[start of SOURCE DATA]

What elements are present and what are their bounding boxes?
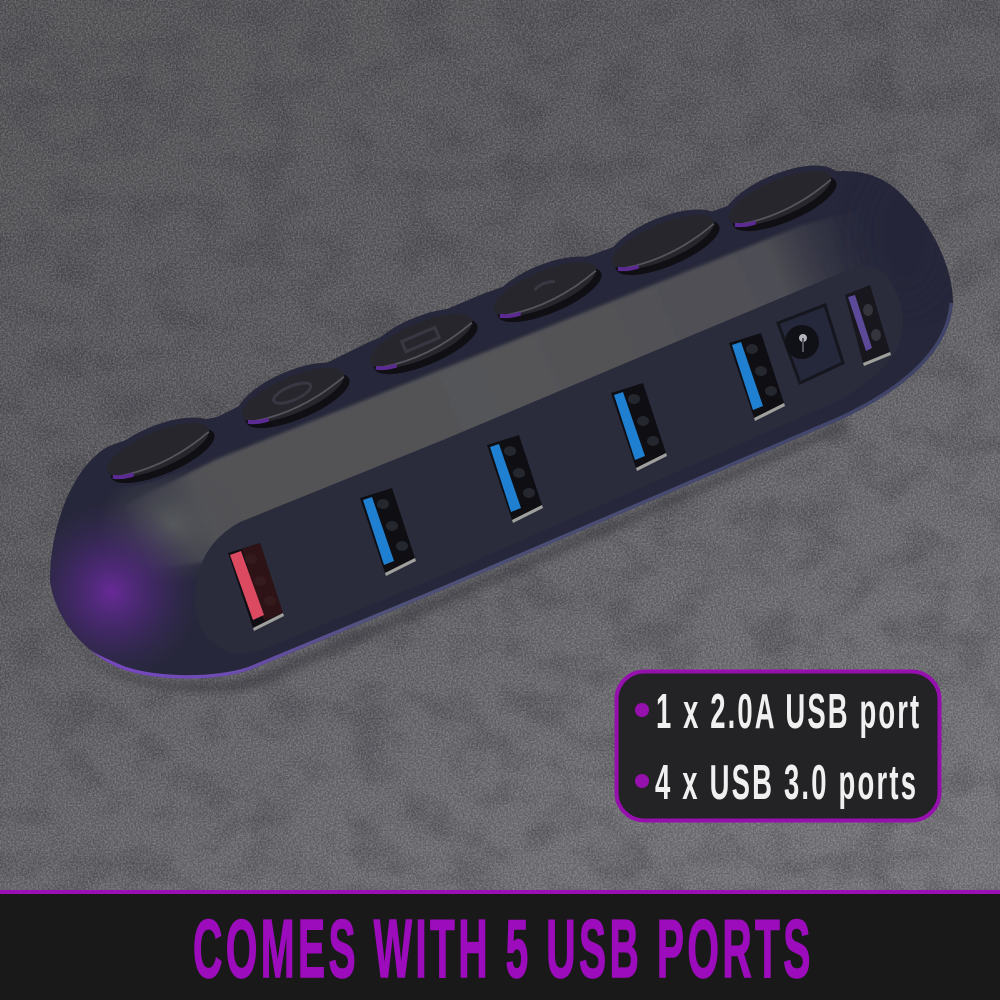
inset port panel [195,266,903,654]
purple-lit USB port [845,285,891,366]
button 3 [354,294,490,391]
button 5 [596,195,732,292]
bottom rim [66,303,953,679]
blue USB 3.0 port 1 [360,488,416,576]
blue USB 3.0 port 3 [611,383,667,471]
button 2 [226,348,362,445]
text: 1 x 2.0A USB port: 1 x 2.0A USB port [656,685,919,739]
red USB 2.0A port [228,543,284,631]
button 1 [91,403,227,500]
bullet 1 [635,703,649,717]
right end shade [892,186,940,249]
control buttons [91,151,849,500]
grey highlight on left end [116,478,202,569]
purple glow [50,516,189,668]
lit top band [145,220,846,564]
button 4 [478,242,614,339]
bottom banner [0,890,1000,1000]
blue USB 3.0 port 2 [487,435,543,523]
title: COMES WITH 5 USB PORTS [193,902,810,995]
callout panel: port list [616,672,940,820]
USB hub device [20,151,953,693]
bullet 2 [635,774,649,788]
power jack [778,305,843,383]
text: 4 x USB 3.0 ports: 4 x USB 3.0 ports [655,756,916,810]
button 6 [713,151,849,248]
hub shadow [70,420,850,693]
hub body [50,171,953,679]
blue USB 3.0 port 4 [729,333,785,421]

[end of SOURCE DATA]

▸ DIRECTION: List every line above that contains the word "blue". Case counts.

▸ TASK RESULT:
blue USB 3.0 port 1 [360,488,416,576]
blue USB 3.0 port 3 [611,383,667,471]
blue USB 3.0 port 2 [487,435,543,523]
blue USB 3.0 port 4 [729,333,785,421]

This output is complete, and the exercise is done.